» **EXERCISE DESCRIPTION**
All of the data should be output character for character, except the pictures.

» **DATA SUPPLIED**
-*-

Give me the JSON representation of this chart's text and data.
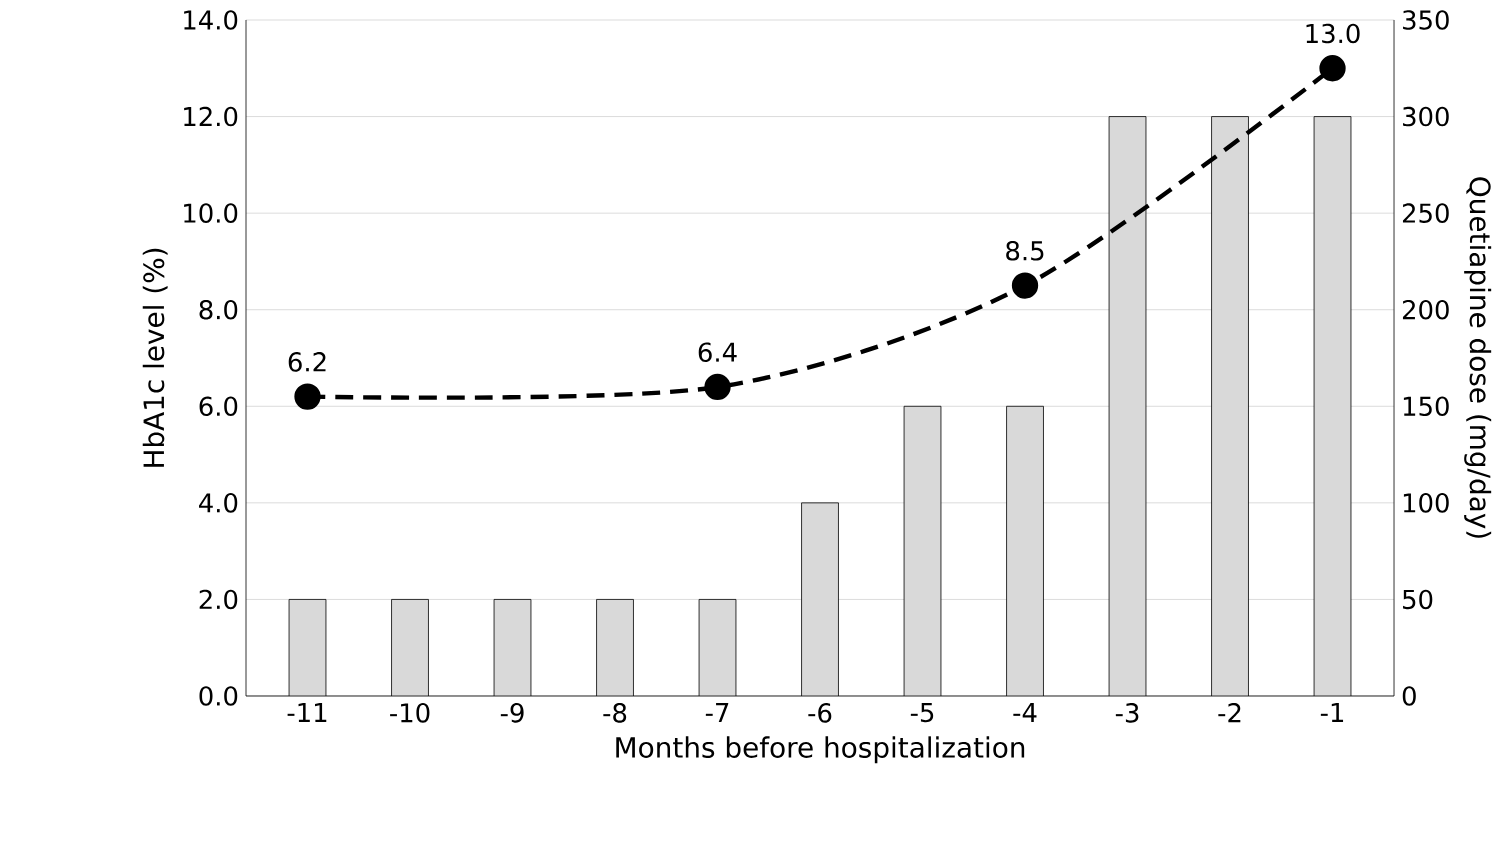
{
  "chart_data": {
    "type": "bar",
    "xlabel": "Months before hospitalization",
    "ylabel": "HbA1c level (%)",
    "y2label": "Quetiapine dose (mg/day)",
    "x": [
      -11,
      -10,
      -9,
      -8,
      -7,
      -6,
      -5,
      -4,
      -3,
      -2,
      -1
    ],
    "xlim": [
      -11.6,
      -0.4
    ],
    "xticks": [
      -11,
      -10,
      -9,
      -8,
      -7,
      -6,
      -5,
      -4,
      -3,
      -2,
      -1
    ],
    "ylim": [
      0,
      14
    ],
    "yticks": [
      {
        "value": 0,
        "label": "0.0"
      },
      {
        "value": 2,
        "label": "2.0"
      },
      {
        "value": 4,
        "label": "4.0"
      },
      {
        "value": 6,
        "label": "6.0"
      },
      {
        "value": 8,
        "label": "8.0"
      },
      {
        "value": 10,
        "label": "10.0"
      },
      {
        "value": 12,
        "label": "12.0"
      },
      {
        "value": 14,
        "label": "14.0"
      }
    ],
    "y2lim": [
      0,
      350
    ],
    "y2ticks": [
      0,
      50,
      100,
      150,
      200,
      250,
      300,
      350
    ],
    "grid": "y",
    "series": [
      {
        "axis": "y2",
        "color": "#d9d9d9",
        "values": [
          50,
          50,
          50,
          50,
          50,
          100,
          150,
          150,
          300,
          300,
          300
        ]
      },
      {
        "type": "line",
        "axis": "y",
        "x": [
          -11,
          -7,
          -4,
          -1
        ],
        "values": [
          6.2,
          6.4,
          8.5,
          13.0
        ],
        "color": "#000000",
        "marker": "circle",
        "line_style": "dashed",
        "value_labels": [
          "6.2",
          "6.4",
          "8.5",
          "13.0"
        ]
      }
    ]
  }
}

-*-

» **REPLY TO THE TASK**
Give me the JSON representation of this chart's text and data.
{
  "chart_data": {
    "type": "bar",
    "xlabel": "Months before hospitalization",
    "ylabel": "HbA1c level (%)",
    "y2label": "Quetiapine dose (mg/day)",
    "x": [
      -11,
      -10,
      -9,
      -8,
      -7,
      -6,
      -5,
      -4,
      -3,
      -2,
      -1
    ],
    "xlim": [
      -11.6,
      -0.4
    ],
    "xticks": [
      -11,
      -10,
      -9,
      -8,
      -7,
      -6,
      -5,
      -4,
      -3,
      -2,
      -1
    ],
    "ylim": [
      0,
      14
    ],
    "yticks": [
      {
        "value": 0,
        "label": "0.0"
      },
      {
        "value": 2,
        "label": "2.0"
      },
      {
        "value": 4,
        "label": "4.0"
      },
      {
        "value": 6,
        "label": "6.0"
      },
      {
        "value": 8,
        "label": "8.0"
      },
      {
        "value": 10,
        "label": "10.0"
      },
      {
        "value": 12,
        "label": "12.0"
      },
      {
        "value": 14,
        "label": "14.0"
      }
    ],
    "y2lim": [
      0,
      350
    ],
    "y2ticks": [
      0,
      50,
      100,
      150,
      200,
      250,
      300,
      350
    ],
    "grid": "y",
    "series": [
      {
        "axis": "y2",
        "color": "#d9d9d9",
        "values": [
          50,
          50,
          50,
          50,
          50,
          100,
          150,
          150,
          300,
          300,
          300
        ]
      },
      {
        "type": "line",
        "axis": "y",
        "x": [
          -11,
          -7,
          -4,
          -1
        ],
        "values": [
          6.2,
          6.4,
          8.5,
          13.0
        ],
        "color": "#000000",
        "marker": "circle",
        "line_style": "dashed",
        "value_labels": [
          "6.2",
          "6.4",
          "8.5",
          "13.0"
        ]
      }
    ]
  }
}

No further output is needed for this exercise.